Material provided:
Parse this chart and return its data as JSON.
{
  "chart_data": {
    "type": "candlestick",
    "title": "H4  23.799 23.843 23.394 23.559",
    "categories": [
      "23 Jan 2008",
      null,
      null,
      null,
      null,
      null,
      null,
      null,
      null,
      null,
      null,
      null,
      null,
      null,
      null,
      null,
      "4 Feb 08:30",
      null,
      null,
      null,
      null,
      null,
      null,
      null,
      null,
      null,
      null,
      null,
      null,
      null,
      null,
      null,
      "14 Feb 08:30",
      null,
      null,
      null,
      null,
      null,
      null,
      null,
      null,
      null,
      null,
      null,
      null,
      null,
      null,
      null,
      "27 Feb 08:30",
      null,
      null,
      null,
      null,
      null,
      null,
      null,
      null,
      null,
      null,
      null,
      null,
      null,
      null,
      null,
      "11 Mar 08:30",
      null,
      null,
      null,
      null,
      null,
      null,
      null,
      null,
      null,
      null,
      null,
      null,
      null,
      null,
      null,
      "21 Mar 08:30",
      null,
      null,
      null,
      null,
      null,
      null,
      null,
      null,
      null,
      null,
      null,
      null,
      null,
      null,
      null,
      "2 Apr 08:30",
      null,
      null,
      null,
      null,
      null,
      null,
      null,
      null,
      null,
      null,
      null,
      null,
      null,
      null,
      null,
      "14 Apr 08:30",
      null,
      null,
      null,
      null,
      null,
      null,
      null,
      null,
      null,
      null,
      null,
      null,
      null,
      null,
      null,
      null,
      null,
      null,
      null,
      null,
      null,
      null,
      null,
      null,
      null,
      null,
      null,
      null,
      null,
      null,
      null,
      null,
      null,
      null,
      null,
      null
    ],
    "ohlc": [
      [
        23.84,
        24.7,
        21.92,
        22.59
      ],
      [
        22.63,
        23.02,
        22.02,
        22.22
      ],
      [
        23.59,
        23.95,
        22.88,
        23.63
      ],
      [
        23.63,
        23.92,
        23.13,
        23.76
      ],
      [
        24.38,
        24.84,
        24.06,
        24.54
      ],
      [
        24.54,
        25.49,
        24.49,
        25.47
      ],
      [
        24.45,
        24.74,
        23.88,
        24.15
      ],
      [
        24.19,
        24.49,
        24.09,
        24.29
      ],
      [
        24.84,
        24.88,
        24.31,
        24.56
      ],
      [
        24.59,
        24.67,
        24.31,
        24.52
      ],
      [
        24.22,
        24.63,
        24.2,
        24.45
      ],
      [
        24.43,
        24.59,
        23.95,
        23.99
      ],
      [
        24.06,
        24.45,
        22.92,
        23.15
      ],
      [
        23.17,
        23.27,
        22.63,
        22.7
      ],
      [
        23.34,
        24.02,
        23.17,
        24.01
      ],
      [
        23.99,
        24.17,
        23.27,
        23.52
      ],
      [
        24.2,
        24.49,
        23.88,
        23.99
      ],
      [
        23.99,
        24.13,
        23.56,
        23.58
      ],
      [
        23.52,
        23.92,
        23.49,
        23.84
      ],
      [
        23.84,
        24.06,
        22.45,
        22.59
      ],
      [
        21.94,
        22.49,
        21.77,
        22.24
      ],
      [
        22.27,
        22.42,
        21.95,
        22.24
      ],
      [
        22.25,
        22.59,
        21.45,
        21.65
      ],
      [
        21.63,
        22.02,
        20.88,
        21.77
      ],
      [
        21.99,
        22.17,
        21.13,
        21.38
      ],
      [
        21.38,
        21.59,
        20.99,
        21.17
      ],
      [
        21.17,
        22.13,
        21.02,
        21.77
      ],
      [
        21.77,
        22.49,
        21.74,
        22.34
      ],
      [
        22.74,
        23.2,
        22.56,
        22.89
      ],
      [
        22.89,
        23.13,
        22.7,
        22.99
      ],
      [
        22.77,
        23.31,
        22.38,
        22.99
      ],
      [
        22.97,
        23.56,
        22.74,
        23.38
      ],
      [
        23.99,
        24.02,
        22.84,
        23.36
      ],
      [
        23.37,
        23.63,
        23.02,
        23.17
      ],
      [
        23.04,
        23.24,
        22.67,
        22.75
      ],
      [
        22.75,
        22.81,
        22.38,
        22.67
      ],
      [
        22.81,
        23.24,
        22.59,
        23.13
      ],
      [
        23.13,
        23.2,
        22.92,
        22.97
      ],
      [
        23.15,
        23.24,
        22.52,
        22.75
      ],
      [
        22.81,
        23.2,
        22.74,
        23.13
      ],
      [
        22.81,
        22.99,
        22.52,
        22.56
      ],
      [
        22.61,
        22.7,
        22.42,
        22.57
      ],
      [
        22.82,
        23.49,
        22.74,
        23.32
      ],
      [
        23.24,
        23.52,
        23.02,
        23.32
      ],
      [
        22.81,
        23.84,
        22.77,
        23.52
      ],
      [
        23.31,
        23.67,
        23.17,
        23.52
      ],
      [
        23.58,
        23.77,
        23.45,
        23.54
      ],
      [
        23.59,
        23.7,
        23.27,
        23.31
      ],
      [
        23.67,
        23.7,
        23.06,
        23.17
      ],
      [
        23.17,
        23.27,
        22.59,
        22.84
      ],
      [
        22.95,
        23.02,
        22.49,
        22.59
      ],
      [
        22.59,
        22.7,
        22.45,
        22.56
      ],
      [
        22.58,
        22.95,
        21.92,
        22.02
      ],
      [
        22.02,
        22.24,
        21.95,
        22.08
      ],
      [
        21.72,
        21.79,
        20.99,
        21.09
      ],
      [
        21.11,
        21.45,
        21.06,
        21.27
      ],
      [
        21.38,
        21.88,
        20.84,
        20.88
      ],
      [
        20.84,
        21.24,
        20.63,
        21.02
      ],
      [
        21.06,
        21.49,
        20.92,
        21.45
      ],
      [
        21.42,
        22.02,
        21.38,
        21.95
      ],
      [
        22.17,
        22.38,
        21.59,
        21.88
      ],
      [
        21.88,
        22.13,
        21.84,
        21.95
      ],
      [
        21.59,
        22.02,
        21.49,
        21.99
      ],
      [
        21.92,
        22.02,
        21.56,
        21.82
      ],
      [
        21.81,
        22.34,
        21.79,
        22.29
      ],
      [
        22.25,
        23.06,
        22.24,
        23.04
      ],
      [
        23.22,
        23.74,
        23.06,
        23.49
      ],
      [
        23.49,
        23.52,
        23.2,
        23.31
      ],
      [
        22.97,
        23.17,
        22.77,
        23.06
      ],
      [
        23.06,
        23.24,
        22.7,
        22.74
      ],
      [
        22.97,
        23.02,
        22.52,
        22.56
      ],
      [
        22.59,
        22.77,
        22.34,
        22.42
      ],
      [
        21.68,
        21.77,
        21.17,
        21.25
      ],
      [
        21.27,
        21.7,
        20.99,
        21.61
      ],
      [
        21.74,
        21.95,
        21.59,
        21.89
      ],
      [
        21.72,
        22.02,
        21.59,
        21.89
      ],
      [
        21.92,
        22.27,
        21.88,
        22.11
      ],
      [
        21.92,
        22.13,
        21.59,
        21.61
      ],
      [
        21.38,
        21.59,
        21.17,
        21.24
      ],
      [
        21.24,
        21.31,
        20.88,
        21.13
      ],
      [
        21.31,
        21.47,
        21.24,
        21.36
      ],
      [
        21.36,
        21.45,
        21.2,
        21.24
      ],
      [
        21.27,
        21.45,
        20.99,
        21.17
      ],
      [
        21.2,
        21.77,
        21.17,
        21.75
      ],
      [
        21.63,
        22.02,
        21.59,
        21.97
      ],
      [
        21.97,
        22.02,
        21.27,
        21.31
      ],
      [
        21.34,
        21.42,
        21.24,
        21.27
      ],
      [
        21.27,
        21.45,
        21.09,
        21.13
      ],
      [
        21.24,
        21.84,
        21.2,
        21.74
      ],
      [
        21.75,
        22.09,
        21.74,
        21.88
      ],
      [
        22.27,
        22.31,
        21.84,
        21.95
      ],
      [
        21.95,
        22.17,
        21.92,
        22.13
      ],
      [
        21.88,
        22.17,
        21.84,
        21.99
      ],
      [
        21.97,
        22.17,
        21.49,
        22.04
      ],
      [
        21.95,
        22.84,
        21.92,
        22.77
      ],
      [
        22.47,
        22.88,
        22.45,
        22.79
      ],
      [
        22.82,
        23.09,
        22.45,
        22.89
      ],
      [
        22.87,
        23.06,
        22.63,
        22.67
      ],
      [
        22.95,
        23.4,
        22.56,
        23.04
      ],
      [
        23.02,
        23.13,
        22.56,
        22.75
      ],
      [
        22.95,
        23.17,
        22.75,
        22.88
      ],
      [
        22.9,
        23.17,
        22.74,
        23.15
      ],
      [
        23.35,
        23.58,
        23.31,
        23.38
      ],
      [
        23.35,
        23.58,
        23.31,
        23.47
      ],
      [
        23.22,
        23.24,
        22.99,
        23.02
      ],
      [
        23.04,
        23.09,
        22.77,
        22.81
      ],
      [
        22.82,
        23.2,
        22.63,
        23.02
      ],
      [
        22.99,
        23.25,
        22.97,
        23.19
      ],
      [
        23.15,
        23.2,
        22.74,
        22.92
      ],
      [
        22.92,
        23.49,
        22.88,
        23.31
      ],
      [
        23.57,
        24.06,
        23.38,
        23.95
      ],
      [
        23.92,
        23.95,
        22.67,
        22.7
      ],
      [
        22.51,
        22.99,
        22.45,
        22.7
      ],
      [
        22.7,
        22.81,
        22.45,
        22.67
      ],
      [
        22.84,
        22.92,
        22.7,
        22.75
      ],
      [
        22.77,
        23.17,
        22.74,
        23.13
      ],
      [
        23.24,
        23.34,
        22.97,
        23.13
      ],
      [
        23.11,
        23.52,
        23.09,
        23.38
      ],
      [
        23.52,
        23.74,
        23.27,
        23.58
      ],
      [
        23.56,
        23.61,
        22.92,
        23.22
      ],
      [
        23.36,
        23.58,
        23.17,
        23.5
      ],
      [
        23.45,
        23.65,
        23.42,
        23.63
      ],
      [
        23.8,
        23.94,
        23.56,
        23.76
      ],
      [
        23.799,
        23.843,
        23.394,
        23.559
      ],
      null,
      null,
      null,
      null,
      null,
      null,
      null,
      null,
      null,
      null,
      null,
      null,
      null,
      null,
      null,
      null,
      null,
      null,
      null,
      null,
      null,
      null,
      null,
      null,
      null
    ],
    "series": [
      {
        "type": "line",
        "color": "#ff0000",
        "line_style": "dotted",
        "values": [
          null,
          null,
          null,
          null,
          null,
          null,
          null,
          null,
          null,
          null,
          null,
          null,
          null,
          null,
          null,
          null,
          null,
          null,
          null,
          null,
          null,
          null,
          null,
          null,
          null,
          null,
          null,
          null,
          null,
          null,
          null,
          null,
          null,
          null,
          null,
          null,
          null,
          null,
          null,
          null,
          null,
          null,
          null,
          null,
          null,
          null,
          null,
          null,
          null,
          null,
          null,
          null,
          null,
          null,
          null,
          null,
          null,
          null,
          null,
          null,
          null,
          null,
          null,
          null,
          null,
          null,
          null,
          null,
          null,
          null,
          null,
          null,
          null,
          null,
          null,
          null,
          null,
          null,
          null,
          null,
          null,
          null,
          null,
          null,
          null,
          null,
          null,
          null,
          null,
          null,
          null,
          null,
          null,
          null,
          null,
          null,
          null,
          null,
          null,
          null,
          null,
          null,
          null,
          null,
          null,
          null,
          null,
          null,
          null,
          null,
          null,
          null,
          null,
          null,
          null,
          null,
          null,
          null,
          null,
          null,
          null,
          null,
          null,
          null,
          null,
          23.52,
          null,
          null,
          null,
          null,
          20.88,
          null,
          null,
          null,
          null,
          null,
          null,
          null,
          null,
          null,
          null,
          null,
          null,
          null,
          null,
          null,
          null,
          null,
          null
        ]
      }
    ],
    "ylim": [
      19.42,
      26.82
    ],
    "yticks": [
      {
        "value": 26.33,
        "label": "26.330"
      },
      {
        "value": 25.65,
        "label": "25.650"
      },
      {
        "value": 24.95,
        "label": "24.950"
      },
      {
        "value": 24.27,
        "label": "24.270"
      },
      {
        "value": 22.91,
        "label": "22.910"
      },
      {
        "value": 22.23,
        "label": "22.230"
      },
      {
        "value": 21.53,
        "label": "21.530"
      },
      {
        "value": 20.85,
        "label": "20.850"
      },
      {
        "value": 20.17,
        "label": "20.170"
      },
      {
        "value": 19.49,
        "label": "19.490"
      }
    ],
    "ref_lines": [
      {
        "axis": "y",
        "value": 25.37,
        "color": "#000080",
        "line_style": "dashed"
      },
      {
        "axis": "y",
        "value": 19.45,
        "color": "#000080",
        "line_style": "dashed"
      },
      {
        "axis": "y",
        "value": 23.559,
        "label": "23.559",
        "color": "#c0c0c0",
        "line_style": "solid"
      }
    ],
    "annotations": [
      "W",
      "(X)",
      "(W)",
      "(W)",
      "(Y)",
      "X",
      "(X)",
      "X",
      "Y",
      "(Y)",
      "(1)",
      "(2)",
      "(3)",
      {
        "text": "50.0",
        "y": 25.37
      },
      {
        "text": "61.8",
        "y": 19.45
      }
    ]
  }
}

Prompt:
A line counts if it holds the word "label". Work out how many lines in the listing count, and give only that number.

Result for this task:
11